Dataset entries
--
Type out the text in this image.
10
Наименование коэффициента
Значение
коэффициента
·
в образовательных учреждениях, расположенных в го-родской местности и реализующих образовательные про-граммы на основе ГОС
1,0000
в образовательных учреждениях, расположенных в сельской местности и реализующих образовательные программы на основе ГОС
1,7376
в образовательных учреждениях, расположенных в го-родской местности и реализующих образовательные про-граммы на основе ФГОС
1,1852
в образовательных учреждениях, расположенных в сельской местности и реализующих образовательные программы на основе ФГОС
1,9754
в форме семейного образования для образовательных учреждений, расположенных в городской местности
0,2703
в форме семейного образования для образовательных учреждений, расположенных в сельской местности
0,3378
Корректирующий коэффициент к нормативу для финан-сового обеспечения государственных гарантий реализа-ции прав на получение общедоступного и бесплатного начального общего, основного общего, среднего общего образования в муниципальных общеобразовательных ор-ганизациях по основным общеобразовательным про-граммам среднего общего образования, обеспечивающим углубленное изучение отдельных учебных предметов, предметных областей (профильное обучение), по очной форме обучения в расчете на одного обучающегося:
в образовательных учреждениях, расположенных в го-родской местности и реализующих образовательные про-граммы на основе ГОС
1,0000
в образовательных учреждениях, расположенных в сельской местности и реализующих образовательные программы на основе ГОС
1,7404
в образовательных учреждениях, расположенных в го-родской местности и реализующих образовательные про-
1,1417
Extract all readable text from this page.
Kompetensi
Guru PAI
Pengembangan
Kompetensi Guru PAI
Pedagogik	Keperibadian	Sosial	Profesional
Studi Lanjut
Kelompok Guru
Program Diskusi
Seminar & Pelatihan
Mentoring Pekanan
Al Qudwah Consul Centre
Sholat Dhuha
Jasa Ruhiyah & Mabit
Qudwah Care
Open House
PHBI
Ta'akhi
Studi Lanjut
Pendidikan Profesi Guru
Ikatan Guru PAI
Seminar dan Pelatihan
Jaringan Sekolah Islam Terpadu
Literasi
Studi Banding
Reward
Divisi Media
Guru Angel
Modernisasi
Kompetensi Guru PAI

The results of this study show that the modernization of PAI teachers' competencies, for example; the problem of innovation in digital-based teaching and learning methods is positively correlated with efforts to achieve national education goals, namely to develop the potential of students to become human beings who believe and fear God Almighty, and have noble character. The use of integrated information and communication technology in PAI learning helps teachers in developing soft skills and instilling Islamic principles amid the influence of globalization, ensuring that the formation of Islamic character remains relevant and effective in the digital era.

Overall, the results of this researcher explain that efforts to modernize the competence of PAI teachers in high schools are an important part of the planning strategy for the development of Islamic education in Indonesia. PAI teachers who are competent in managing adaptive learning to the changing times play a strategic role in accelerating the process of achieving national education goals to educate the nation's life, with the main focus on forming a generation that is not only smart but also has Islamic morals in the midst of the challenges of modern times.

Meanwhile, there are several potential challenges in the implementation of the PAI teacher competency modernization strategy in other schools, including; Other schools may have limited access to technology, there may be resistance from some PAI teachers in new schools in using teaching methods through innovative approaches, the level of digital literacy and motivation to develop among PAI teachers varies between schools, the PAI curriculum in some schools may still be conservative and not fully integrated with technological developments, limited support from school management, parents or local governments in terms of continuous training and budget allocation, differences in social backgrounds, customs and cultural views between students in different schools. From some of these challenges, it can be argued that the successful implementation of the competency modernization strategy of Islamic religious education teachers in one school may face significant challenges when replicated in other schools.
--
What is asked
Search the data for "образования". Copy every line that has it.

Expected answer
в форме семейного образования для образовательных учреждений, расположенных в городской местности
в форме семейного образования для образовательных учреждений, расположенных в сельской местности
Корректирующий коэффициент к нормативу для финан-сового обеспечения государственных гарантий реализа-ции прав на получение общедоступного и бесплатного начального общего, основного общего, среднего общего образования в муниципальных общеобразовательных ор-ганизациях по основным общеобразовательным про-граммам среднего общего образования, обеспечивающим углубленное изучение отдельных учебных предметов, предметных областей (профильное обучение), по очной форме обучения в расчете на одного обучающегося:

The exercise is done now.